> _Exercise instructions_
Pictures in the records should not be copied, but every other part must be repeated exactly.

> _Dataset rows_
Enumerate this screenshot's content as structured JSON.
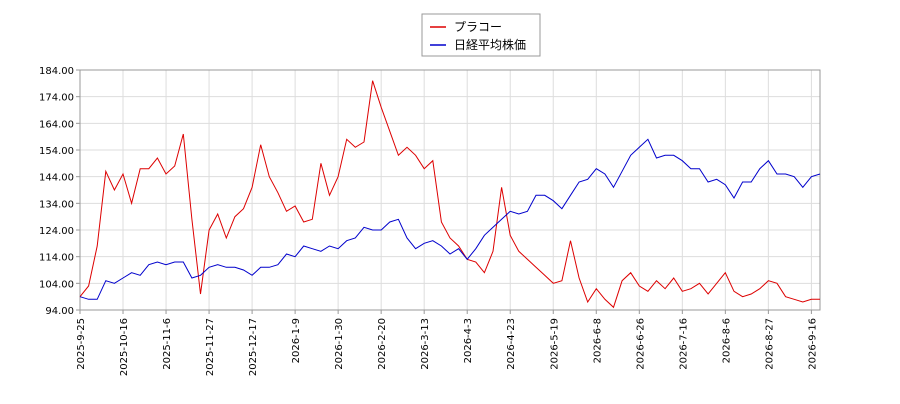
{
  "chart_data": {
    "type": "line",
    "categories": [
      "2025-9-25",
      null,
      null,
      null,
      null,
      "2025-10-16",
      null,
      null,
      null,
      null,
      "2025-11-6",
      null,
      null,
      null,
      null,
      "2025-11-27",
      null,
      null,
      null,
      null,
      "2025-12-17",
      null,
      null,
      null,
      null,
      "2026-1-9",
      null,
      null,
      null,
      null,
      "2026-1-30",
      null,
      null,
      null,
      null,
      "2026-2-20",
      null,
      null,
      null,
      null,
      "2026-3-13",
      null,
      null,
      null,
      null,
      "2026-4-3",
      null,
      null,
      null,
      null,
      "2026-4-23",
      null,
      null,
      null,
      null,
      "2026-5-19",
      null,
      null,
      null,
      null,
      "2026-6-8",
      null,
      null,
      null,
      null,
      "2026-6-26",
      null,
      null,
      null,
      null,
      "2026-7-16",
      null,
      null,
      null,
      null,
      "2026-8-6",
      null,
      null,
      null,
      null,
      "2026-8-27",
      null,
      null,
      null,
      null,
      "2026-9-16",
      null
    ],
    "series": [
      {
        "name": "プラコー",
        "color": "#dd0000",
        "values": [
          99,
          103,
          118,
          146,
          139,
          145,
          134,
          147,
          147,
          151,
          145,
          148,
          160,
          128,
          100,
          124,
          130,
          121,
          129,
          132,
          140,
          156,
          144,
          138,
          131,
          133,
          127,
          128,
          149,
          137,
          144,
          158,
          155,
          157,
          180,
          170,
          161,
          152,
          155,
          152,
          147,
          150,
          127,
          121,
          118,
          113,
          112,
          108,
          116,
          140,
          122,
          116,
          113,
          110,
          107,
          104,
          105,
          120,
          106,
          97,
          102,
          98,
          95,
          105,
          108,
          103,
          101,
          105,
          102,
          106,
          101,
          102,
          104,
          100,
          104,
          108,
          101,
          99,
          100,
          102,
          105,
          104,
          99,
          98,
          97,
          98,
          98
        ]
      },
      {
        "name": "日経平均株価",
        "color": "#0000cc",
        "values": [
          99,
          98,
          98,
          105,
          104,
          106,
          108,
          107,
          111,
          112,
          111,
          112,
          112,
          106,
          107,
          110,
          111,
          110,
          110,
          109,
          107,
          110,
          110,
          111,
          115,
          114,
          118,
          117,
          116,
          118,
          117,
          120,
          121,
          125,
          124,
          124,
          127,
          128,
          121,
          117,
          119,
          120,
          118,
          115,
          117,
          113,
          117,
          122,
          125,
          128,
          131,
          130,
          131,
          137,
          137,
          135,
          132,
          137,
          142,
          143,
          147,
          145,
          140,
          146,
          152,
          155,
          158,
          151,
          152,
          152,
          150,
          147,
          147,
          142,
          143,
          141,
          136,
          142,
          142,
          147,
          150,
          145,
          145,
          144,
          140,
          144,
          145
        ]
      }
    ],
    "ylim": [
      94,
      184
    ],
    "yticks": [
      {
        "value": 94,
        "label": "94.00"
      },
      {
        "value": 104,
        "label": "104.00"
      },
      {
        "value": 114,
        "label": "114.00"
      },
      {
        "value": 124,
        "label": "124.00"
      },
      {
        "value": 134,
        "label": "134.00"
      },
      {
        "value": 144,
        "label": "144.00"
      },
      {
        "value": 154,
        "label": "154.00"
      },
      {
        "value": 164,
        "label": "164.00"
      },
      {
        "value": 174,
        "label": "174.00"
      },
      {
        "value": 184,
        "label": "184.00"
      }
    ],
    "grid": true
  }
}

> _Exercise output_
Enumerate this screenshot's content as structured JSON.
{
  "chart_data": {
    "type": "line",
    "categories": [
      "2025-9-25",
      null,
      null,
      null,
      null,
      "2025-10-16",
      null,
      null,
      null,
      null,
      "2025-11-6",
      null,
      null,
      null,
      null,
      "2025-11-27",
      null,
      null,
      null,
      null,
      "2025-12-17",
      null,
      null,
      null,
      null,
      "2026-1-9",
      null,
      null,
      null,
      null,
      "2026-1-30",
      null,
      null,
      null,
      null,
      "2026-2-20",
      null,
      null,
      null,
      null,
      "2026-3-13",
      null,
      null,
      null,
      null,
      "2026-4-3",
      null,
      null,
      null,
      null,
      "2026-4-23",
      null,
      null,
      null,
      null,
      "2026-5-19",
      null,
      null,
      null,
      null,
      "2026-6-8",
      null,
      null,
      null,
      null,
      "2026-6-26",
      null,
      null,
      null,
      null,
      "2026-7-16",
      null,
      null,
      null,
      null,
      "2026-8-6",
      null,
      null,
      null,
      null,
      "2026-8-27",
      null,
      null,
      null,
      null,
      "2026-9-16",
      null
    ],
    "series": [
      {
        "name": "プラコー",
        "color": "#dd0000",
        "values": [
          99,
          103,
          118,
          146,
          139,
          145,
          134,
          147,
          147,
          151,
          145,
          148,
          160,
          128,
          100,
          124,
          130,
          121,
          129,
          132,
          140,
          156,
          144,
          138,
          131,
          133,
          127,
          128,
          149,
          137,
          144,
          158,
          155,
          157,
          180,
          170,
          161,
          152,
          155,
          152,
          147,
          150,
          127,
          121,
          118,
          113,
          112,
          108,
          116,
          140,
          122,
          116,
          113,
          110,
          107,
          104,
          105,
          120,
          106,
          97,
          102,
          98,
          95,
          105,
          108,
          103,
          101,
          105,
          102,
          106,
          101,
          102,
          104,
          100,
          104,
          108,
          101,
          99,
          100,
          102,
          105,
          104,
          99,
          98,
          97,
          98,
          98
        ]
      },
      {
        "name": "日経平均株価",
        "color": "#0000cc",
        "values": [
          99,
          98,
          98,
          105,
          104,
          106,
          108,
          107,
          111,
          112,
          111,
          112,
          112,
          106,
          107,
          110,
          111,
          110,
          110,
          109,
          107,
          110,
          110,
          111,
          115,
          114,
          118,
          117,
          116,
          118,
          117,
          120,
          121,
          125,
          124,
          124,
          127,
          128,
          121,
          117,
          119,
          120,
          118,
          115,
          117,
          113,
          117,
          122,
          125,
          128,
          131,
          130,
          131,
          137,
          137,
          135,
          132,
          137,
          142,
          143,
          147,
          145,
          140,
          146,
          152,
          155,
          158,
          151,
          152,
          152,
          150,
          147,
          147,
          142,
          143,
          141,
          136,
          142,
          142,
          147,
          150,
          145,
          145,
          144,
          140,
          144,
          145
        ]
      }
    ],
    "ylim": [
      94,
      184
    ],
    "yticks": [
      {
        "value": 94,
        "label": "94.00"
      },
      {
        "value": 104,
        "label": "104.00"
      },
      {
        "value": 114,
        "label": "114.00"
      },
      {
        "value": 124,
        "label": "124.00"
      },
      {
        "value": 134,
        "label": "134.00"
      },
      {
        "value": 144,
        "label": "144.00"
      },
      {
        "value": 154,
        "label": "154.00"
      },
      {
        "value": 164,
        "label": "164.00"
      },
      {
        "value": 174,
        "label": "174.00"
      },
      {
        "value": 184,
        "label": "184.00"
      }
    ],
    "grid": true
  }
}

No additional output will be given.